▶ _Set problem_
Transcribe every entry word for word, but skip the images.

▶ _Supplied material_
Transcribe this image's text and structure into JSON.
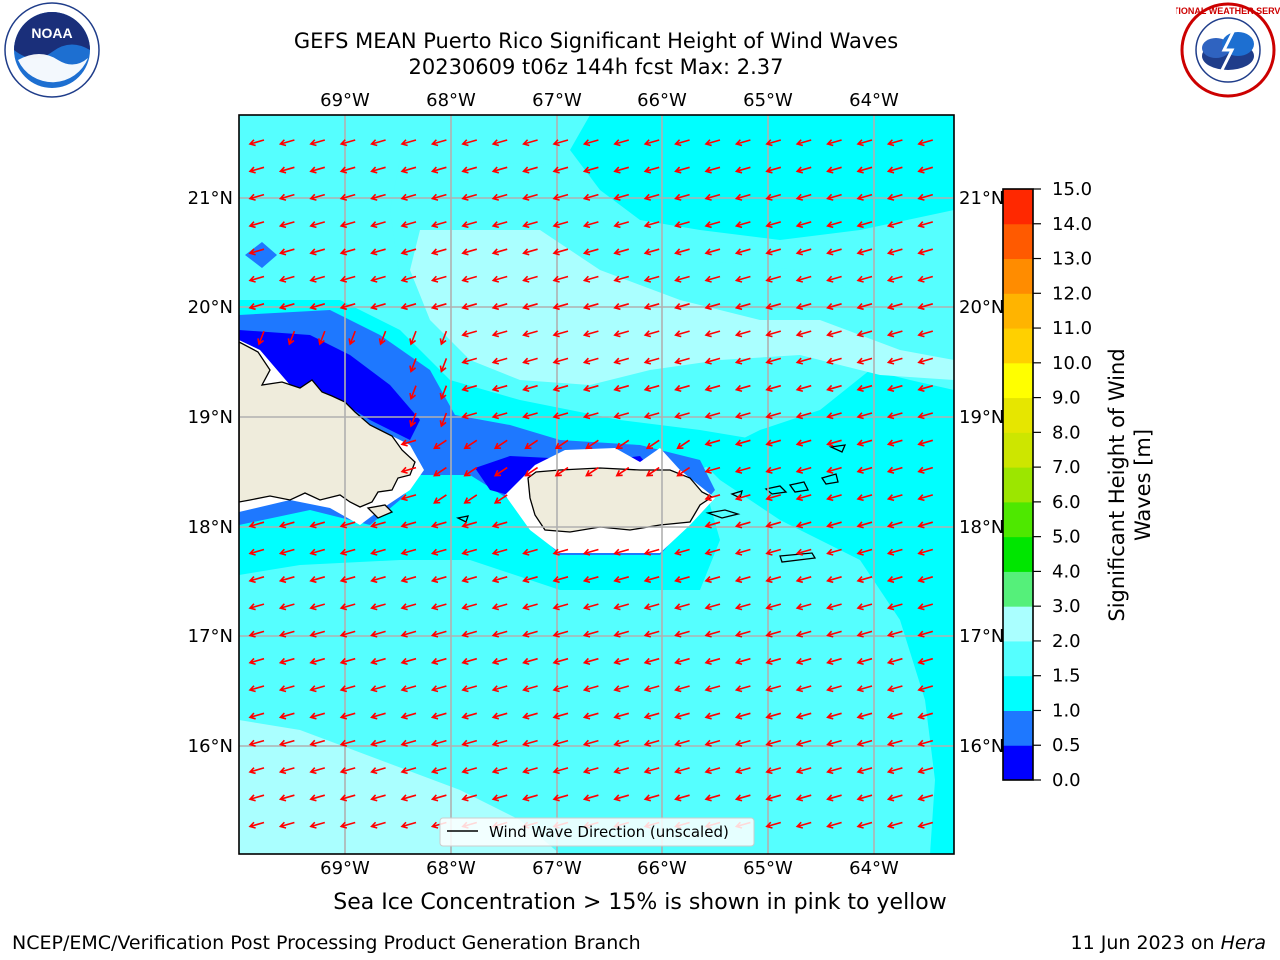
{
  "header": {
    "title_line1": "GEFS MEAN Puerto Rico Significant Height of Wind Waves",
    "title_line2": "20230609 t06z 144h fcst   Max: 2.37"
  },
  "logos": {
    "left": {
      "name": "NOARA logo",
      "text": "NOAA",
      "ring_text": "NATIONAL OCEANIC AND ATMOSPHERIC ADMINISTRATION · U.S. DEPARTMENT OF COMMERCE"
    },
    "right": {
      "name": "NWS logo",
      "ring_text": "NATIONAL WEATHER SERVICE"
    }
  },
  "map": {
    "lon_labels": [
      "69°W",
      "68°W",
      "67°W",
      "66°W",
      "65°W",
      "64°W"
    ],
    "lat_labels": [
      "21°N",
      "20°N",
      "19°N",
      "18°N",
      "17°N",
      "16°N"
    ],
    "legend_label": "Wind Wave Direction (unscaled)",
    "arrow_color": "#ff0000",
    "land_color": "#efecdc"
  },
  "colorbar": {
    "title_line1": "Significant Height of Wind",
    "title_line2": "Waves [m]",
    "ticks": [
      "0.0",
      "0.5",
      "1.0",
      "1.5",
      "2.0",
      "3.0",
      "4.0",
      "5.0",
      "6.0",
      "7.0",
      "8.0",
      "9.0",
      "10.0",
      "11.0",
      "12.0",
      "13.0",
      "14.0",
      "15.0"
    ],
    "colors": [
      "#0000ff",
      "#1e78ff",
      "#00ffff",
      "#55ffff",
      "#aaffff",
      "#55f07a",
      "#00e600",
      "#4ee800",
      "#9ce600",
      "#cde600",
      "#e6e600",
      "#ffff00",
      "#ffd000",
      "#ffb400",
      "#ff8c00",
      "#ff5a00",
      "#ff2800"
    ]
  },
  "footer": {
    "note": "Sea Ice Concentration > 15% is shown in pink to yellow",
    "credit": "NCEP/EMC/Verification Post Processing Product Generation Branch",
    "date": "11 Jun 2023 on ",
    "machine": "Hera"
  }
}
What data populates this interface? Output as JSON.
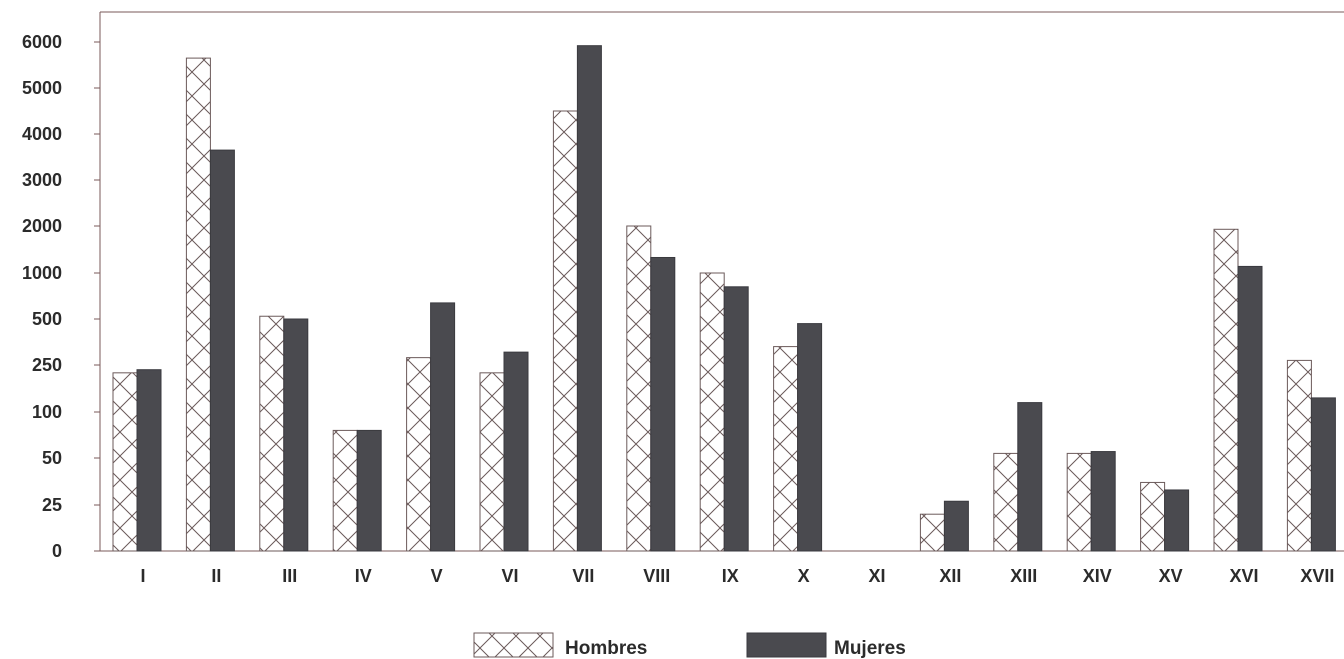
{
  "chart_data": {
    "type": "bar",
    "y_scale": "non-linear (categorical ticks)",
    "ytick_labels": [
      "0",
      "25",
      "50",
      "100",
      "250",
      "500",
      "1000",
      "2000",
      "3000",
      "4000",
      "5000",
      "6000"
    ],
    "categories": [
      "I",
      "II",
      "III",
      "IV",
      "V",
      "VI",
      "VII",
      "VIII",
      "IX",
      "X",
      "XI",
      "XII",
      "XIII",
      "XIV",
      "XV",
      "XVI",
      "XVII"
    ],
    "series": [
      {
        "name": "Hombres",
        "pattern": "crosshatch",
        "values": [
          225,
          5650,
          530,
          80,
          290,
          225,
          4500,
          2000,
          1000,
          350,
          0,
          20,
          55,
          55,
          37,
          1930,
          275
        ]
      },
      {
        "name": "Mujeres",
        "color": "#4a4a4f",
        "values": [
          235,
          3650,
          500,
          80,
          675,
          320,
          5920,
          1330,
          850,
          475,
          0,
          27,
          130,
          57,
          33,
          1140,
          145
        ]
      }
    ],
    "legend_position": "bottom-center",
    "grid": false,
    "colors": {
      "axis": "#7a5a5a",
      "text": "#2b2b2b",
      "hatch": "#6b5a5a"
    }
  }
}
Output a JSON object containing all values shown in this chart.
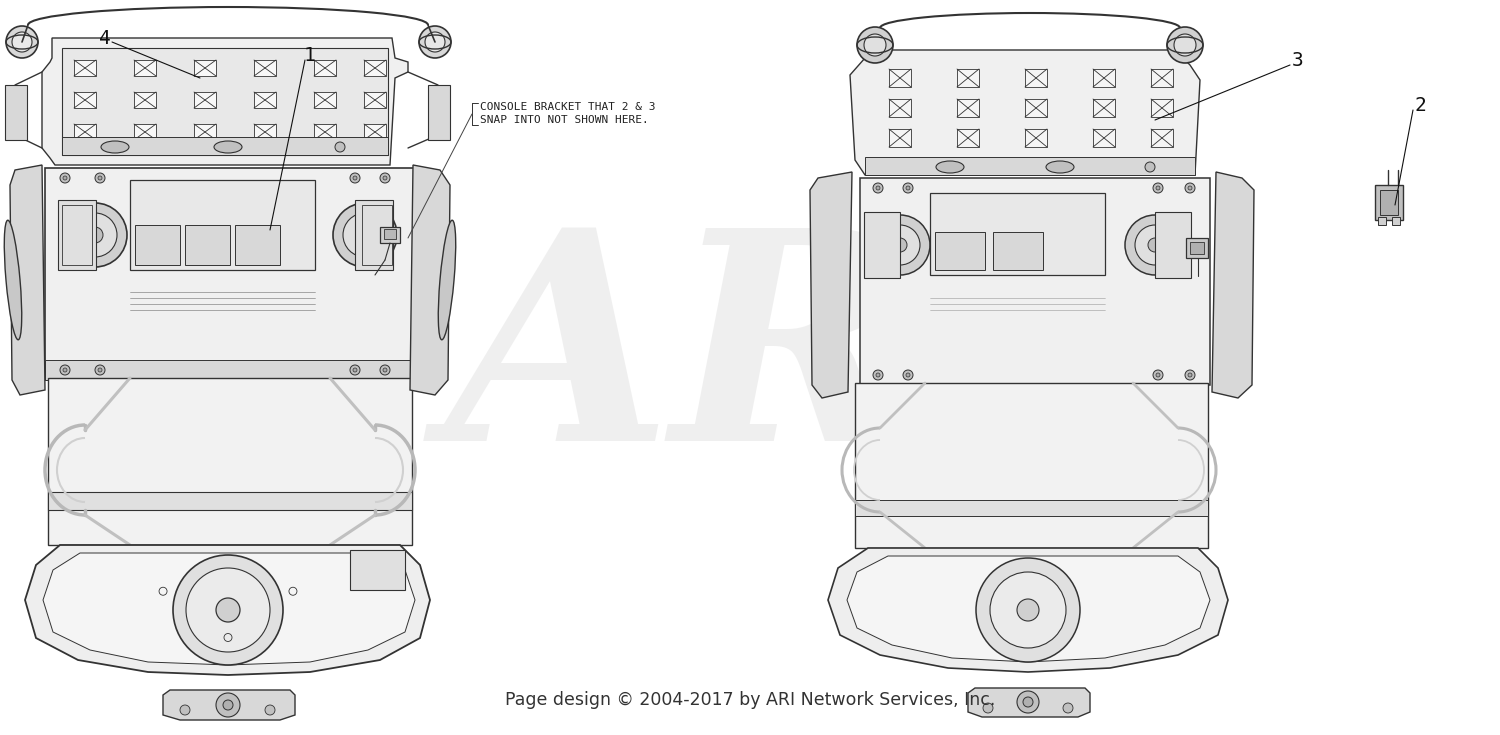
{
  "background_color": "#ffffff",
  "watermark_text": "AR",
  "watermark_color": "#cccccc",
  "watermark_alpha": 0.3,
  "footer_text": "Page design © 2004-2017 by ARI Network Services, Inc.",
  "footer_fontsize": 12.5,
  "footer_color": "#333333",
  "annotation_line1": "CONSOLE BRACKET THAT 2 & 3",
  "annotation_line2": "SNAP INTO NOT SHOWN HERE.",
  "annotation_fontsize": 8.0,
  "annotation_color": "#222222",
  "callout_fontsize": 14,
  "callout_color": "#111111",
  "line_color": "#333333",
  "fill_light": "#e8e8e8",
  "fill_medium": "#d0d0d0",
  "fill_dark": "#b0b0b0"
}
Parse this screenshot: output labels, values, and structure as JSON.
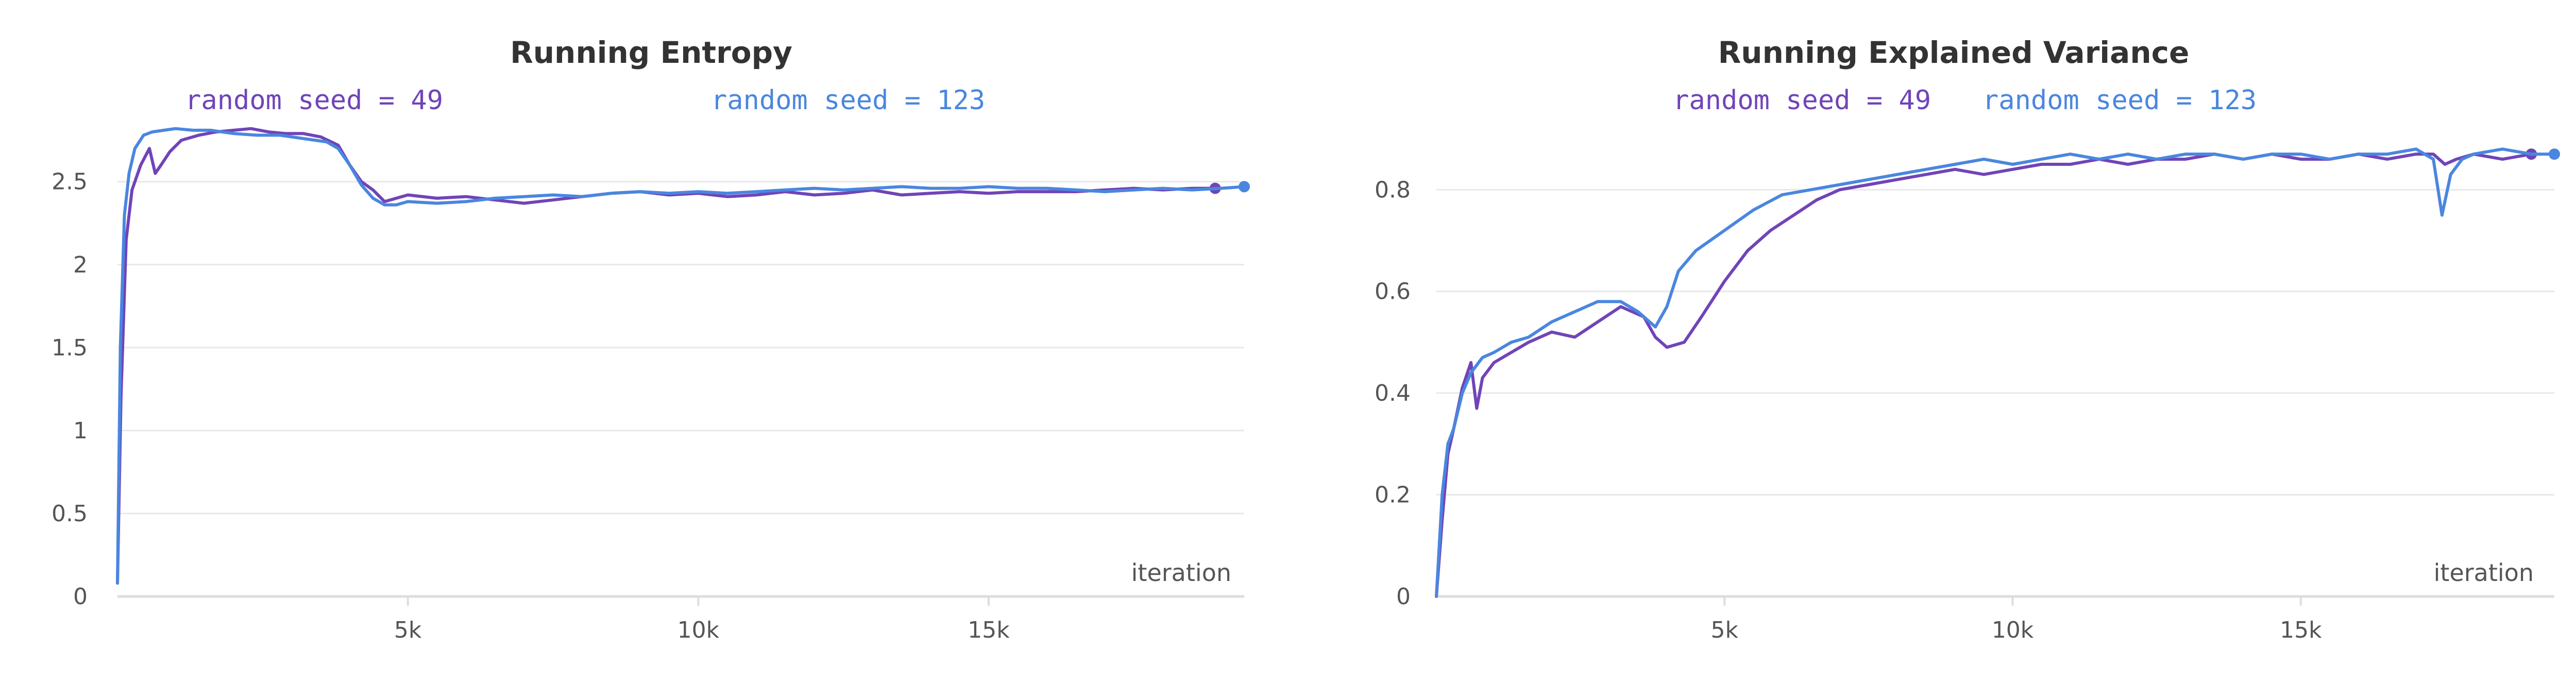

▶ _Result of the task_
Transcribe this image's text and structure into JSON.
{
  "header": {
    "title_line1": "GEFS MEAN Puerto Rico Significant Height of Wind Waves",
    "title_line2": "20230609 t06z 144h fcst   Max: 2.37"
  },
  "logos": {
    "left": {
      "name": "NOARA logo",
      "text": "NOAA",
      "ring_text": "NATIONAL OCEANIC AND ATMOSPHERIC ADMINISTRATION · U.S. DEPARTMENT OF COMMERCE"
    },
    "right": {
      "name": "NWS logo",
      "ring_text": "NATIONAL WEATHER SERVICE"
    }
  },
  "map": {
    "lon_labels": [
      "69°W",
      "68°W",
      "67°W",
      "66°W",
      "65°W",
      "64°W"
    ],
    "lat_labels": [
      "21°N",
      "20°N",
      "19°N",
      "18°N",
      "17°N",
      "16°N"
    ],
    "legend_label": "Wind Wave Direction (unscaled)",
    "arrow_color": "#ff0000",
    "land_color": "#efecdc"
  },
  "colorbar": {
    "title_line1": "Significant Height of Wind",
    "title_line2": "Waves [m]",
    "ticks": [
      "0.0",
      "0.5",
      "1.0",
      "1.5",
      "2.0",
      "3.0",
      "4.0",
      "5.0",
      "6.0",
      "7.0",
      "8.0",
      "9.0",
      "10.0",
      "11.0",
      "12.0",
      "13.0",
      "14.0",
      "15.0"
    ],
    "colors": [
      "#0000ff",
      "#1e78ff",
      "#00ffff",
      "#55ffff",
      "#aaffff",
      "#55f07a",
      "#00e600",
      "#4ee800",
      "#9ce600",
      "#cde600",
      "#e6e600",
      "#ffff00",
      "#ffd000",
      "#ffb400",
      "#ff8c00",
      "#ff5a00",
      "#ff2800"
    ]
  },
  "footer": {
    "note": "Sea Ice Concentration > 15% is shown in pink to yellow",
    "credit": "NCEP/EMC/Verification Post Processing Product Generation Branch",
    "date": "11 Jun 2023 on ",
    "machine": "Hera"
  }
}
What data populates this interface? Output as JSON.
{
  "chart_data": {
    "type": "bar",
    "y_scale": "non-linear (categorical ticks)",
    "ytick_labels": [
      "0",
      "25",
      "50",
      "100",
      "250",
      "500",
      "1000",
      "2000",
      "3000",
      "4000",
      "5000",
      "6000"
    ],
    "categories": [
      "I",
      "II",
      "III",
      "IV",
      "V",
      "VI",
      "VII",
      "VIII",
      "IX",
      "X",
      "XI",
      "XII",
      "XIII",
      "XIV",
      "XV",
      "XVI",
      "XVII"
    ],
    "series": [
      {
        "name": "Hombres",
        "pattern": "crosshatch",
        "values": [
          225,
          5650,
          530,
          80,
          290,
          225,
          4500,
          2000,
          1000,
          350,
          0,
          20,
          55,
          55,
          37,
          1930,
          275
        ]
      },
      {
        "name": "Mujeres",
        "color": "#4a4a4f",
        "values": [
          235,
          3650,
          500,
          80,
          675,
          320,
          5920,
          1330,
          850,
          475,
          0,
          27,
          130,
          57,
          33,
          1140,
          145
        ]
      }
    ],
    "legend_position": "bottom-center",
    "grid": false,
    "colors": {
      "axis": "#7a5a5a",
      "text": "#2b2b2b",
      "hatch": "#6b5a5a"
    }
  }
}
Output a JSON object containing all values shown in this chart.
{
  "background_color": "#ffffff",
  "watermark_text": "AR",
  "watermark_color": "#cccccc",
  "watermark_alpha": 0.3,
  "footer_text": "Page design © 2004-2017 by ARI Network Services, Inc.",
  "footer_fontsize": 12.5,
  "footer_color": "#333333",
  "annotation_line1": "CONSOLE BRACKET THAT 2 & 3",
  "annotation_line2": "SNAP INTO NOT SHOWN HERE.",
  "annotation_fontsize": 8.0,
  "annotation_color": "#222222",
  "callout_fontsize": 14,
  "callout_color": "#111111",
  "line_color": "#333333",
  "fill_light": "#e8e8e8",
  "fill_medium": "#d0d0d0",
  "fill_dark": "#b0b0b0"
}
Parse this screenshot: output labels, values, and structure as JSON.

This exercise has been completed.